┏━━

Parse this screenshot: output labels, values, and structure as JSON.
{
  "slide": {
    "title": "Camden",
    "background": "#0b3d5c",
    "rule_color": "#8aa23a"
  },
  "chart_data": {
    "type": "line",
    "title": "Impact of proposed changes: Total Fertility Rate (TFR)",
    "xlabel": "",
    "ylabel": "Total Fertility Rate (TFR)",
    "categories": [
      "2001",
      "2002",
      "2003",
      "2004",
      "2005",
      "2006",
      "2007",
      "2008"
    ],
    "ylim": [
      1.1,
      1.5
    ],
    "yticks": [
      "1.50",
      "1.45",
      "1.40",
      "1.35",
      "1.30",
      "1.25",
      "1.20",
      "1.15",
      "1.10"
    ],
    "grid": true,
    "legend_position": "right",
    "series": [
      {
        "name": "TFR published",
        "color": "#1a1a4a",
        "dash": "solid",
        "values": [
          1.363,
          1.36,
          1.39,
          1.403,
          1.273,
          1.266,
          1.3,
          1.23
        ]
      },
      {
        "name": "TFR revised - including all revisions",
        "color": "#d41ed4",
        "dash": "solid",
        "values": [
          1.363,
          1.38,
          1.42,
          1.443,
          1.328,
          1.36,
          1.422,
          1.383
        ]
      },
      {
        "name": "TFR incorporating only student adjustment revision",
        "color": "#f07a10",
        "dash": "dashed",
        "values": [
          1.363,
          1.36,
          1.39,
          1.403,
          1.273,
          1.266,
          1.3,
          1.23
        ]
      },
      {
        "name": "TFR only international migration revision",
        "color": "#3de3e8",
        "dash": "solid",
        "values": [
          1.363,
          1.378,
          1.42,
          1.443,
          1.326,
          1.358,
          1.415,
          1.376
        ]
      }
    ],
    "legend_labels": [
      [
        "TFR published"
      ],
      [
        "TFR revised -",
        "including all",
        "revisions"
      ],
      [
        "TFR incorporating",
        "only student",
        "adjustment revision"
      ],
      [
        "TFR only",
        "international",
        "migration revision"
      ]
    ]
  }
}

┗━━

### [What you will do]
Return each line of the data exactly as written above.

### [Task output]
Parse this screenshot: output labels, values, and structure as JSON.
{
  "slide": {
    "title": "Camden",
    "background": "#0b3d5c",
    "rule_color": "#8aa23a"
  },
  "chart_data": {
    "type": "line",
    "title": "Impact of proposed changes: Total Fertility Rate (TFR)",
    "xlabel": "",
    "ylabel": "Total Fertility Rate (TFR)",
    "categories": [
      "2001",
      "2002",
      "2003",
      "2004",
      "2005",
      "2006",
      "2007",
      "2008"
    ],
    "ylim": [
      1.1,
      1.5
    ],
    "yticks": [
      "1.50",
      "1.45",
      "1.40",
      "1.35",
      "1.30",
      "1.25",
      "1.20",
      "1.15",
      "1.10"
    ],
    "grid": true,
    "legend_position": "right",
    "series": [
      {
        "name": "TFR published",
        "color": "#1a1a4a",
        "dash": "solid",
        "values": [
          1.363,
          1.36,
          1.39,
          1.403,
          1.273,
          1.266,
          1.3,
          1.23
        ]
      },
      {
        "name": "TFR revised - including all revisions",
        "color": "#d41ed4",
        "dash": "solid",
        "values": [
          1.363,
          1.38,
          1.42,
          1.443,
          1.328,
          1.36,
          1.422,
          1.383
        ]
      },
      {
        "name": "TFR incorporating only student adjustment revision",
        "color": "#f07a10",
        "dash": "dashed",
        "values": [
          1.363,
          1.36,
          1.39,
          1.403,
          1.273,
          1.266,
          1.3,
          1.23
        ]
      },
      {
        "name": "TFR only international migration revision",
        "color": "#3de3e8",
        "dash": "solid",
        "values": [
          1.363,
          1.378,
          1.42,
          1.443,
          1.326,
          1.358,
          1.415,
          1.376
        ]
      }
    ],
    "legend_labels": [
      [
        "TFR published"
      ],
      [
        "TFR revised -",
        "including all",
        "revisions"
      ],
      [
        "TFR incorporating",
        "only student",
        "adjustment revision"
      ],
      [
        "TFR only",
        "international",
        "migration revision"
      ]
    ]
  }
}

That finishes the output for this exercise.